=== Problem to work on ===
Write out the material again exactly, please, and omit the pictures.

-- start Exercise data --

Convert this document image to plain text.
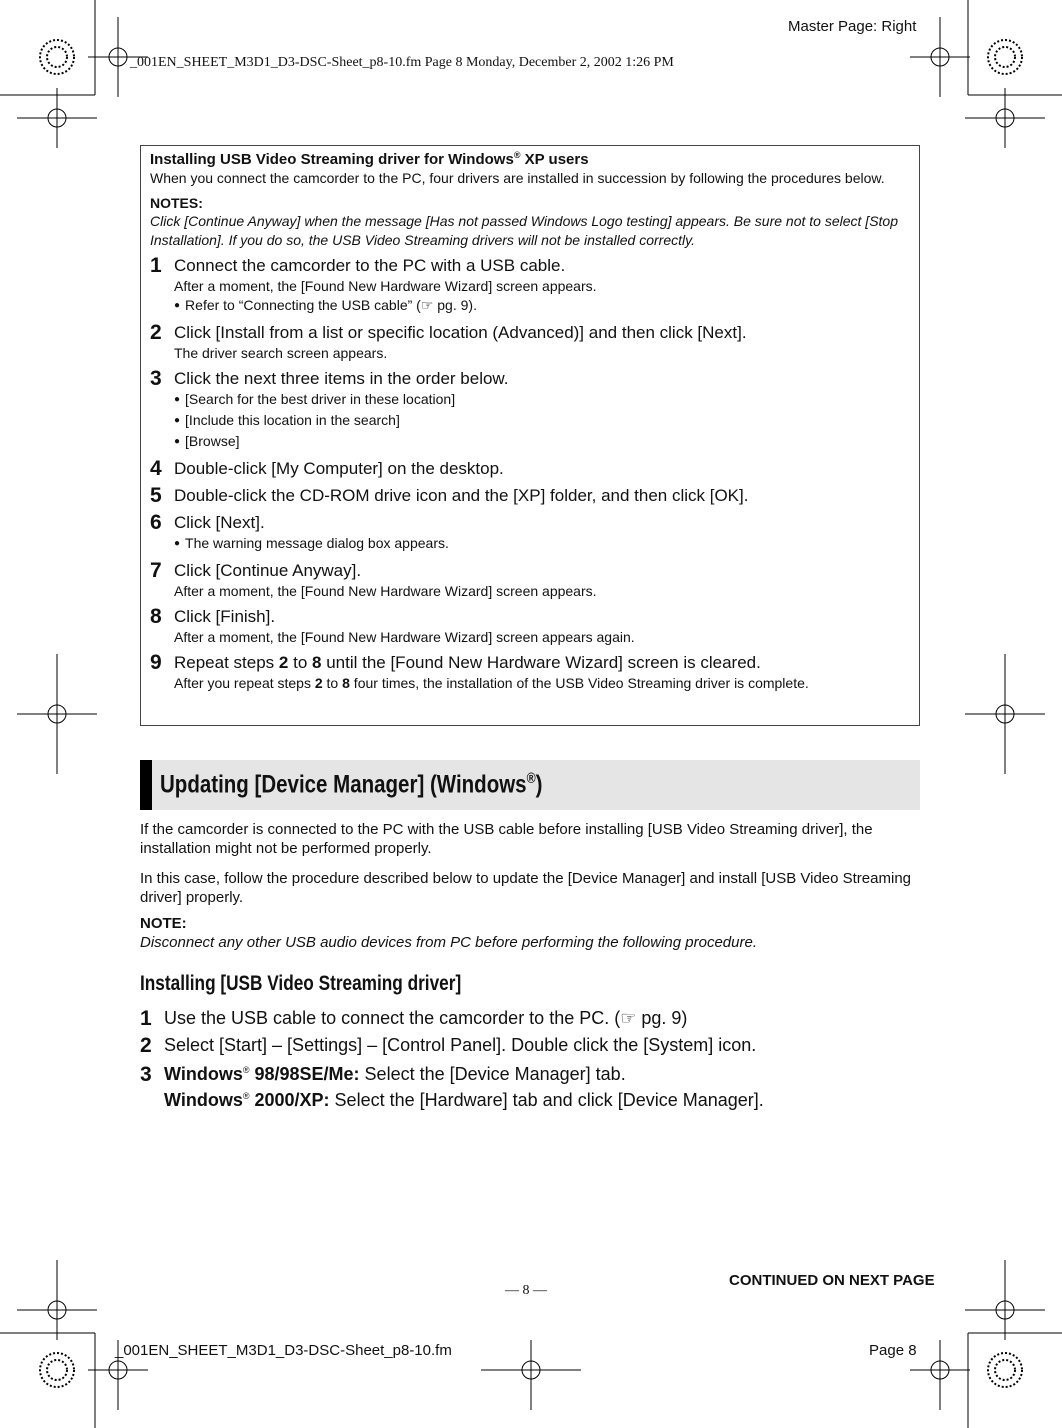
Master Page: Right
_001EN_SHEET_M3D1_D3-DSC-Sheet_p8-10.fm Page 8 Monday, December 2, 2002 1:26 PM
Installing USB Video Streaming driver for Windows® XP users
When you connect the camcorder to the PC, four drivers are installed in succession by following the procedures below.
NOTES:
Click [Continue Anyway] when the message [Has not passed Windows Logo testing] appears. Be sure not to select [Stop Installation]. If you do so, the USB Video Streaming drivers will not be installed correctly.
1 Connect the camcorder to the PC with a USB cable.
After a moment, the [Found New Hardware Wizard] screen appears.
● Refer to “Connecting the USB cable” (☞ pg. 9).
2 Click [Install from a list or specific location (Advanced)] and then click [Next].
The driver search screen appears.
3 Click the next three items in the order below.
● [Search for the best driver in these location]
● [Include this location in the search]
● [Browse]
4 Double-click [My Computer] on the desktop.
5 Double-click the CD-ROM drive icon and the [XP] folder, and then click [OK].
6 Click [Next].
● The warning message dialog box appears.
7 Click [Continue Anyway].
After a moment, the [Found New Hardware Wizard] screen appears.
8 Click [Finish].
After a moment, the [Found New Hardware Wizard] screen appears again.
9 Repeat steps 2 to 8 until the [Found New Hardware Wizard] screen is cleared.
After you repeat steps 2 to 8 four times, the installation of the USB Video Streaming driver is complete.
Updating [Device Manager] (Windows®)
If the camcorder is connected to the PC with the USB cable before installing [USB Video Streaming driver], the installation might not be performed properly.
In this case, follow the procedure described below to update the [Device Manager] and install [USB Video Streaming driver] properly.
NOTE:
Disconnect any other USB audio devices from PC before performing the following procedure.
Installing [USB Video Streaming driver]
1 Use the USB cable to connect the camcorder to the PC. (☞ pg. 9)
2 Select [Start] – [Settings] – [Control Panel]. Double click the [System] icon.
3 Windows® 98/98SE/Me: Select the [Device Manager] tab.
Windows® 2000/XP: Select the [Hardware] tab and click [Device Manager].
CONTINUED ON NEXT PAGE
— 8 —
_001EN_SHEET_M3D1_D3-DSC-Sheet_p8-10.fm	Page 8
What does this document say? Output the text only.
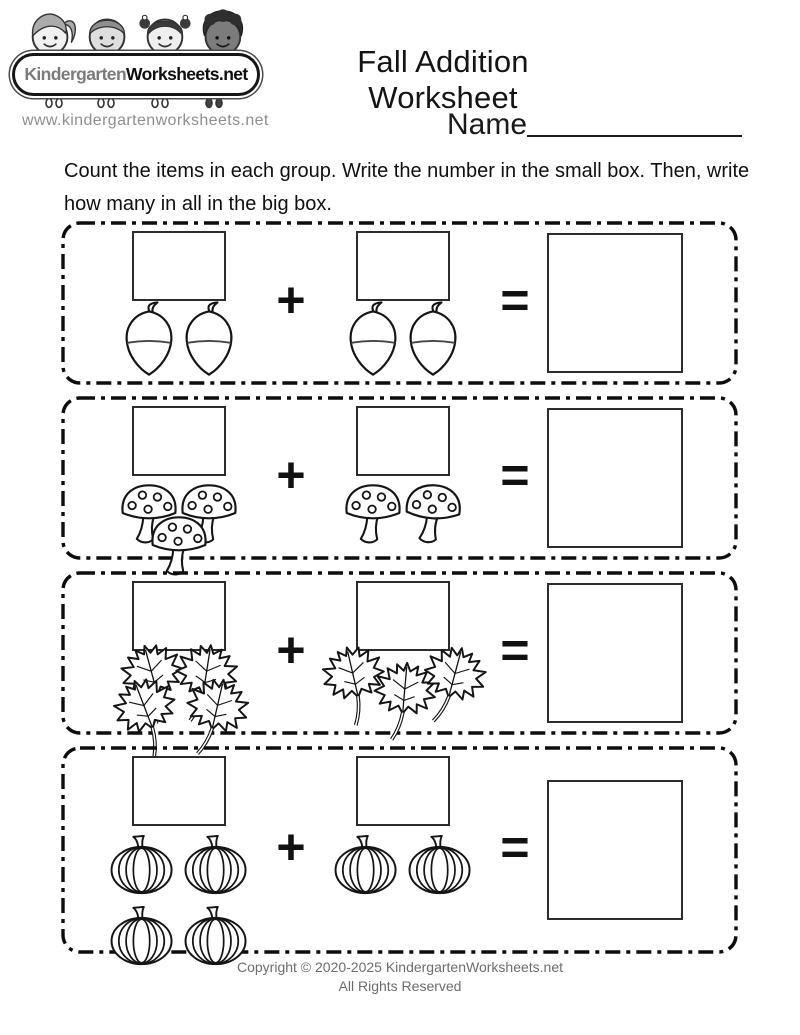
KindergartenWorksheets.net
www.kindergartenworksheets.net
Fall Addition Worksheet
Name

Count the items in each group. Write the number in the small box. Then, write how many in all in the big box.

+	=
+	=
+	=
+	=
Copyright © 2020-2025 KindergartenWorksheets.net
All Rights Reserved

-- end Exercise data --

=== Written answer ===
Convert this document image to plain text.
Master Page: Right
_001EN_SHEET_M3D1_D3-DSC-Sheet_p8-10.fm Page 8 Monday, December 2, 2002 1:26 PM
Installing USB Video Streaming driver for Windows® XP users
When you connect the camcorder to the PC, four drivers are installed in succession by following the procedures below.
NOTES:
Click [Continue Anyway] when the message [Has not passed Windows Logo testing] appears. Be sure not to select [Stop Installation]. If you do so, the USB Video Streaming drivers will not be installed correctly.
1 Connect the camcorder to the PC with a USB cable.
After a moment, the [Found New Hardware Wizard] screen appears.
● Refer to “Connecting the USB cable” (☞ pg. 9).
2 Click [Install from a list or specific location (Advanced)] and then click [Next].
The driver search screen appears.
3 Click the next three items in the order below.
● [Search for the best driver in these location]
● [Include this location in the search]
● [Browse]
4 Double-click [My Computer] on the desktop.
5 Double-click the CD-ROM drive icon and the [XP] folder, and then click [OK].
6 Click [Next].
● The warning message dialog box appears.
7 Click [Continue Anyway].
After a moment, the [Found New Hardware Wizard] screen appears.
8 Click [Finish].
After a moment, the [Found New Hardware Wizard] screen appears again.
9 Repeat steps 2 to 8 until the [Found New Hardware Wizard] screen is cleared.
After you repeat steps 2 to 8 four times, the installation of the USB Video Streaming driver is complete.
Updating [Device Manager] (Windows®)
If the camcorder is connected to the PC with the USB cable before installing [USB Video Streaming driver], the installation might not be performed properly.
In this case, follow the procedure described below to update the [Device Manager] and install [USB Video Streaming driver] properly.
NOTE:
Disconnect any other USB audio devices from PC before performing the following procedure.
Installing [USB Video Streaming driver]
1 Use the USB cable to connect the camcorder to the PC. (☞ pg. 9)
2 Select [Start] – [Settings] – [Control Panel]. Double click the [System] icon.
3 Windows® 98/98SE/Me: Select the [Device Manager] tab.
Windows® 2000/XP: Select the [Hardware] tab and click [Device Manager].
CONTINUED ON NEXT PAGE
— 8 —
_001EN_SHEET_M3D1_D3-DSC-Sheet_p8-10.fm	Page 8
What does this document say? Output the text only.
KindergartenWorksheets.net
www.kindergartenworksheets.net
Fall Addition Worksheet
Name

Count the items in each group. Write the number in the small box. Then, write how many in all in the big box.

+	=
+	=
+	=
+	=
Copyright © 2020-2025 KindergartenWorksheets.net
All Rights Reserved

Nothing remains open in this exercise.